What to do. Give the number of lines containing "properties" in this listing, with no other words.

Dataset items
— BEGIN —

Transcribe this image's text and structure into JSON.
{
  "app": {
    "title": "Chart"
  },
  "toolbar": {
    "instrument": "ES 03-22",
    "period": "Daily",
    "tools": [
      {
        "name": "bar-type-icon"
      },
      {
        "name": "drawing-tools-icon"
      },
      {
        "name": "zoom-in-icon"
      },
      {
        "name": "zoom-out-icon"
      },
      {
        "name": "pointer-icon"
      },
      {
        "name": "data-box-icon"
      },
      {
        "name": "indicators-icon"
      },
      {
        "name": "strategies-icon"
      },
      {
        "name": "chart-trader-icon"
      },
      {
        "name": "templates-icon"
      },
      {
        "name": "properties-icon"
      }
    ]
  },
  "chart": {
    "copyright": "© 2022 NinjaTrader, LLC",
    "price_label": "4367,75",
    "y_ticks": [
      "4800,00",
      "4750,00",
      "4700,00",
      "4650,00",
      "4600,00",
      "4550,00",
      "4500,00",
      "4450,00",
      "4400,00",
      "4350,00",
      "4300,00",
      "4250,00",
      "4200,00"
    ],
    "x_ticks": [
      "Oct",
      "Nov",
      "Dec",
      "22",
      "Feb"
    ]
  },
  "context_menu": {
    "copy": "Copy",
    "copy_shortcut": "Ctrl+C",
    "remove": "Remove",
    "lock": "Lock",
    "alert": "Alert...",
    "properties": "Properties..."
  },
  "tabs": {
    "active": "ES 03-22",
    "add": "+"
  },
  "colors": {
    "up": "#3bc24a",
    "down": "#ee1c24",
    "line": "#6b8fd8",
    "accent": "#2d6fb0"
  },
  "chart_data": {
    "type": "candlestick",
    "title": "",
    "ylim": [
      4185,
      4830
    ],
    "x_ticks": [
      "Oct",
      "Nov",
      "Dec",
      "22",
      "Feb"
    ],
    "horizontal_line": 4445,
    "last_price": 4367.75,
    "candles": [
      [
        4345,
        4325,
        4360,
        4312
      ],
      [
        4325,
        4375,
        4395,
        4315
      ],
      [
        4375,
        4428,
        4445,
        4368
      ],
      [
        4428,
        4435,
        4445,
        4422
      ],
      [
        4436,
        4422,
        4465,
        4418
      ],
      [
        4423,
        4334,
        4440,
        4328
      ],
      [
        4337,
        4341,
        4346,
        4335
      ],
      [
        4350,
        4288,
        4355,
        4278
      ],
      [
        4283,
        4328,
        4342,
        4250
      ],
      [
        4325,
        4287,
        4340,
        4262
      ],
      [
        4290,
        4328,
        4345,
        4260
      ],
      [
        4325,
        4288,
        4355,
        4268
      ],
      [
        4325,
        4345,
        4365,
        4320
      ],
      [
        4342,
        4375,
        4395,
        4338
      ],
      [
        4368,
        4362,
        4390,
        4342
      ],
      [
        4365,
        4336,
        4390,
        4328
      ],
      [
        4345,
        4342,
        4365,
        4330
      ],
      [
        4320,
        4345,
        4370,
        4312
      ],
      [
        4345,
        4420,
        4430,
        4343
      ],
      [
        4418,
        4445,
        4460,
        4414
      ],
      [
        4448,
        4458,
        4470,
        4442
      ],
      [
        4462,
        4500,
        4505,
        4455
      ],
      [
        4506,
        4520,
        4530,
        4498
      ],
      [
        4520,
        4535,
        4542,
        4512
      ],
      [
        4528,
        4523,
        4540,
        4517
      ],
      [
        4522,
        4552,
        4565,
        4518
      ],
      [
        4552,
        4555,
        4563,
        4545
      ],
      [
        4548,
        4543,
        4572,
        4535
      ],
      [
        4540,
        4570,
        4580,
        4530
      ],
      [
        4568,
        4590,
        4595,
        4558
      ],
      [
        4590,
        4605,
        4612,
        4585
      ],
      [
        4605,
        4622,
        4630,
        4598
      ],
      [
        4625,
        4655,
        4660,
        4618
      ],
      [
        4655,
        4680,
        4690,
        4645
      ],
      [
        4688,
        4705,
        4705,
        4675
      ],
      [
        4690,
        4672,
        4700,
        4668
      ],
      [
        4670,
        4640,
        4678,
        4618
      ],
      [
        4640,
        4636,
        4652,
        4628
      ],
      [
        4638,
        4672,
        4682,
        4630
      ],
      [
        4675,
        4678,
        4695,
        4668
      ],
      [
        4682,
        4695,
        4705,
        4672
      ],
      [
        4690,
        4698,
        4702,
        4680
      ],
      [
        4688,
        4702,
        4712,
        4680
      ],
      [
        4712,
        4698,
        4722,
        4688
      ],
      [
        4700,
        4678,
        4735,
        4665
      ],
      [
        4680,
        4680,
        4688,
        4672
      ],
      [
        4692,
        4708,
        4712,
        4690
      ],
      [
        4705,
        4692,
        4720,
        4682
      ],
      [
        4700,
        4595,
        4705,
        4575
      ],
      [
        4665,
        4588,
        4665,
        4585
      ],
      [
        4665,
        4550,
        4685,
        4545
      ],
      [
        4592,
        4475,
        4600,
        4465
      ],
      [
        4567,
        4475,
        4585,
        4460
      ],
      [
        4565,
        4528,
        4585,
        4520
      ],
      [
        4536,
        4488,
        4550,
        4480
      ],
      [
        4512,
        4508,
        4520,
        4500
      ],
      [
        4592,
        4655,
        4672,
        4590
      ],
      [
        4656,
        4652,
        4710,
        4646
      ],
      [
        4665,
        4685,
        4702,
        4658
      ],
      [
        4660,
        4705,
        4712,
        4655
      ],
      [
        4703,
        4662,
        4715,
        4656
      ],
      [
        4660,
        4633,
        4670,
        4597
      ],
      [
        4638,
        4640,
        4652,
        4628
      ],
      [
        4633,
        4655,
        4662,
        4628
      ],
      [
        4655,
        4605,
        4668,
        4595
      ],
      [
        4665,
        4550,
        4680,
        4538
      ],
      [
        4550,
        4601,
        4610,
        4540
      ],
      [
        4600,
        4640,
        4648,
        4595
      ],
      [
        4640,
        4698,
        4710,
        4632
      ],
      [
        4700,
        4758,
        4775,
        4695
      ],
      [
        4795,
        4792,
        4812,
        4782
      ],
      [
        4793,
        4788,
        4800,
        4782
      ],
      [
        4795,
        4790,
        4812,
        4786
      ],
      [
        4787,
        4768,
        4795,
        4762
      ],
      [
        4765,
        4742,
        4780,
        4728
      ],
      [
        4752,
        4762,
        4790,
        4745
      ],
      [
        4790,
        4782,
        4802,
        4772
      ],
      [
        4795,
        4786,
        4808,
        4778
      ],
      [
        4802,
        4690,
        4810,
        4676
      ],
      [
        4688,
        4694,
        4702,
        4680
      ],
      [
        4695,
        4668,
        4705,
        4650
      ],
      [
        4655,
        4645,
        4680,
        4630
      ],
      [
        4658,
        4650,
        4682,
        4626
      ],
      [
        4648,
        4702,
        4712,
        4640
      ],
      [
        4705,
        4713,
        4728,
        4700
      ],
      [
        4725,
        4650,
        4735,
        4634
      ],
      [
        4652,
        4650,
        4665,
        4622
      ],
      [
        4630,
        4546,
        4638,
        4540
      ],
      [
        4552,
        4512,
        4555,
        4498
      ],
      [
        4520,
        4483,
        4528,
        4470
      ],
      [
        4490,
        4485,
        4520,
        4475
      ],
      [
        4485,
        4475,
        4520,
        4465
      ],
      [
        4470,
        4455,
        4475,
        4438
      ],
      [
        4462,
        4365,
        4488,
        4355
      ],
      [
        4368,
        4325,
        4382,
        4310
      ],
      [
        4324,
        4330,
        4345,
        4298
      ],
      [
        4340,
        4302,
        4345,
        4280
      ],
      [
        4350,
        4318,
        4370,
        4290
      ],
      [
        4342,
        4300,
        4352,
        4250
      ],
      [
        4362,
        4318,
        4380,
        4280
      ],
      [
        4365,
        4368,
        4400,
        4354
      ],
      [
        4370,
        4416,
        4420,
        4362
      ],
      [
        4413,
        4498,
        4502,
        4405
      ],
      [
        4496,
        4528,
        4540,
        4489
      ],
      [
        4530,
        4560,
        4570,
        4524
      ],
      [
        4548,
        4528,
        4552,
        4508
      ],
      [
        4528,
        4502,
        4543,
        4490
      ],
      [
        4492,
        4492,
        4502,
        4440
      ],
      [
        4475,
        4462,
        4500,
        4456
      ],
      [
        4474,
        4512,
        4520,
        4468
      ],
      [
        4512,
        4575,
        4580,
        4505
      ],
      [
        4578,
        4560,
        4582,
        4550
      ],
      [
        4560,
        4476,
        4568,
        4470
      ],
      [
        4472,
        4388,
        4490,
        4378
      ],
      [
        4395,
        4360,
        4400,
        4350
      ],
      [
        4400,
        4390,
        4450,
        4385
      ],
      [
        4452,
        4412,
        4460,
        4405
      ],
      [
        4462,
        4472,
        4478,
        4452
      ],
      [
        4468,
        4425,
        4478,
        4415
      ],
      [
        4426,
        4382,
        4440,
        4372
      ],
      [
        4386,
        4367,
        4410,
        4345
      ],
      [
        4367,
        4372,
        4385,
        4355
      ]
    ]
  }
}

— END —

Response below. 2